_Problem requirements_:
Make an exact copy of all the records.

_Dataset rows about figures_:
>>

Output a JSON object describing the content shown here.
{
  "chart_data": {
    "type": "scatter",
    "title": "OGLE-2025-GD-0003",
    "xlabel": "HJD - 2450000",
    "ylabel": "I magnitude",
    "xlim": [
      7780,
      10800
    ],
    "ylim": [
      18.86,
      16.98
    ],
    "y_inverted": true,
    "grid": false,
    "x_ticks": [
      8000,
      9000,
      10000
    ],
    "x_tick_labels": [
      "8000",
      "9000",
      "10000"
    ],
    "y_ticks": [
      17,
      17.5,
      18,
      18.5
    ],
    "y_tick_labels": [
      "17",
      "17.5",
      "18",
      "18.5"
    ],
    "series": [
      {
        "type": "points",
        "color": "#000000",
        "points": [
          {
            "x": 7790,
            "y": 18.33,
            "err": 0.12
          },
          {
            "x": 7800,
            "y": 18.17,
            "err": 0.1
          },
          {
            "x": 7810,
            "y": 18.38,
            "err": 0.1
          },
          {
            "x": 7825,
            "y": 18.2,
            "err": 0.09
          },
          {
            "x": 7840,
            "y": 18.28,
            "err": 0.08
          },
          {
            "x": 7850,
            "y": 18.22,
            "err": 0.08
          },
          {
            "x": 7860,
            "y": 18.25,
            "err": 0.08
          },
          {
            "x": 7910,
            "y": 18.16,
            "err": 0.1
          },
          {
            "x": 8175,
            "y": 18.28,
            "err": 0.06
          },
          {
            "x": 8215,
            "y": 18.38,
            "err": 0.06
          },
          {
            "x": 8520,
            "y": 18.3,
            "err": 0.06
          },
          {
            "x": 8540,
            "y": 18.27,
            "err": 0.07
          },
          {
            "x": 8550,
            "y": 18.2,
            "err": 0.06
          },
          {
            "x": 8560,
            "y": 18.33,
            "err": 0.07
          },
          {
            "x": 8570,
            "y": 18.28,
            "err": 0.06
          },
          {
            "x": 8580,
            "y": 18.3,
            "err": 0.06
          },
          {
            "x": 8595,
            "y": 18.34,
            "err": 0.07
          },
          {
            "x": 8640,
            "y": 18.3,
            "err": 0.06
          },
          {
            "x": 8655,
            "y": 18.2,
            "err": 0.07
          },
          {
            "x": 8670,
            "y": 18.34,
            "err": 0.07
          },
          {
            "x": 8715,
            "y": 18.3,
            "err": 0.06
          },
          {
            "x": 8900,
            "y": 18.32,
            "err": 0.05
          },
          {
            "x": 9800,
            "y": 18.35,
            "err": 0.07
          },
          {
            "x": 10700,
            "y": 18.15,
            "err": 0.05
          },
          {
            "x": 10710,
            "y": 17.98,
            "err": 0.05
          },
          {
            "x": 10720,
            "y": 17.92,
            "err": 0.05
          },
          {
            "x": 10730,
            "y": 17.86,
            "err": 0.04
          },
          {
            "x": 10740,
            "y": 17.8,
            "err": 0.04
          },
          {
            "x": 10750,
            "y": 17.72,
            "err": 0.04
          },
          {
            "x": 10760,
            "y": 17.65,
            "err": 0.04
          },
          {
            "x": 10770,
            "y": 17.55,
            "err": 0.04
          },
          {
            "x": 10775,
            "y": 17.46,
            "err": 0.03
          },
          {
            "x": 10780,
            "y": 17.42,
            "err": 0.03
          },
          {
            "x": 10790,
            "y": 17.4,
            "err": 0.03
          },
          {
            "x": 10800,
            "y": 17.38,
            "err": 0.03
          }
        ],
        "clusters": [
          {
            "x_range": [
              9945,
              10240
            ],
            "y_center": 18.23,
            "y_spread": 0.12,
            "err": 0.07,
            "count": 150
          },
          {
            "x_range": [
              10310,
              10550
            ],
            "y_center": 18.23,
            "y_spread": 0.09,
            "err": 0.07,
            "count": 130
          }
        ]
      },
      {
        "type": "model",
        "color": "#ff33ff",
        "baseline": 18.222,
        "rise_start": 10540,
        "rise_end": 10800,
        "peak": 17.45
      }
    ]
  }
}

<<

_Result for this exercise_:
Output a JSON object describing the content shown here.
{
  "chart_data": {
    "type": "scatter",
    "title": "OGLE-2025-GD-0003",
    "xlabel": "HJD - 2450000",
    "ylabel": "I magnitude",
    "xlim": [
      7780,
      10800
    ],
    "ylim": [
      18.86,
      16.98
    ],
    "y_inverted": true,
    "grid": false,
    "x_ticks": [
      8000,
      9000,
      10000
    ],
    "x_tick_labels": [
      "8000",
      "9000",
      "10000"
    ],
    "y_ticks": [
      17,
      17.5,
      18,
      18.5
    ],
    "y_tick_labels": [
      "17",
      "17.5",
      "18",
      "18.5"
    ],
    "series": [
      {
        "type": "points",
        "color": "#000000",
        "points": [
          {
            "x": 7790,
            "y": 18.33,
            "err": 0.12
          },
          {
            "x": 7800,
            "y": 18.17,
            "err": 0.1
          },
          {
            "x": 7810,
            "y": 18.38,
            "err": 0.1
          },
          {
            "x": 7825,
            "y": 18.2,
            "err": 0.09
          },
          {
            "x": 7840,
            "y": 18.28,
            "err": 0.08
          },
          {
            "x": 7850,
            "y": 18.22,
            "err": 0.08
          },
          {
            "x": 7860,
            "y": 18.25,
            "err": 0.08
          },
          {
            "x": 7910,
            "y": 18.16,
            "err": 0.1
          },
          {
            "x": 8175,
            "y": 18.28,
            "err": 0.06
          },
          {
            "x": 8215,
            "y": 18.38,
            "err": 0.06
          },
          {
            "x": 8520,
            "y": 18.3,
            "err": 0.06
          },
          {
            "x": 8540,
            "y": 18.27,
            "err": 0.07
          },
          {
            "x": 8550,
            "y": 18.2,
            "err": 0.06
          },
          {
            "x": 8560,
            "y": 18.33,
            "err": 0.07
          },
          {
            "x": 8570,
            "y": 18.28,
            "err": 0.06
          },
          {
            "x": 8580,
            "y": 18.3,
            "err": 0.06
          },
          {
            "x": 8595,
            "y": 18.34,
            "err": 0.07
          },
          {
            "x": 8640,
            "y": 18.3,
            "err": 0.06
          },
          {
            "x": 8655,
            "y": 18.2,
            "err": 0.07
          },
          {
            "x": 8670,
            "y": 18.34,
            "err": 0.07
          },
          {
            "x": 8715,
            "y": 18.3,
            "err": 0.06
          },
          {
            "x": 8900,
            "y": 18.32,
            "err": 0.05
          },
          {
            "x": 9800,
            "y": 18.35,
            "err": 0.07
          },
          {
            "x": 10700,
            "y": 18.15,
            "err": 0.05
          },
          {
            "x": 10710,
            "y": 17.98,
            "err": 0.05
          },
          {
            "x": 10720,
            "y": 17.92,
            "err": 0.05
          },
          {
            "x": 10730,
            "y": 17.86,
            "err": 0.04
          },
          {
            "x": 10740,
            "y": 17.8,
            "err": 0.04
          },
          {
            "x": 10750,
            "y": 17.72,
            "err": 0.04
          },
          {
            "x": 10760,
            "y": 17.65,
            "err": 0.04
          },
          {
            "x": 10770,
            "y": 17.55,
            "err": 0.04
          },
          {
            "x": 10775,
            "y": 17.46,
            "err": 0.03
          },
          {
            "x": 10780,
            "y": 17.42,
            "err": 0.03
          },
          {
            "x": 10790,
            "y": 17.4,
            "err": 0.03
          },
          {
            "x": 10800,
            "y": 17.38,
            "err": 0.03
          }
        ],
        "clusters": [
          {
            "x_range": [
              9945,
              10240
            ],
            "y_center": 18.23,
            "y_spread": 0.12,
            "err": 0.07,
            "count": 150
          },
          {
            "x_range": [
              10310,
              10550
            ],
            "y_center": 18.23,
            "y_spread": 0.09,
            "err": 0.07,
            "count": 130
          }
        ]
      },
      {
        "type": "model",
        "color": "#ff33ff",
        "baseline": 18.222,
        "rise_start": 10540,
        "rise_end": 10800,
        "peak": 17.45
      }
    ]
  }
}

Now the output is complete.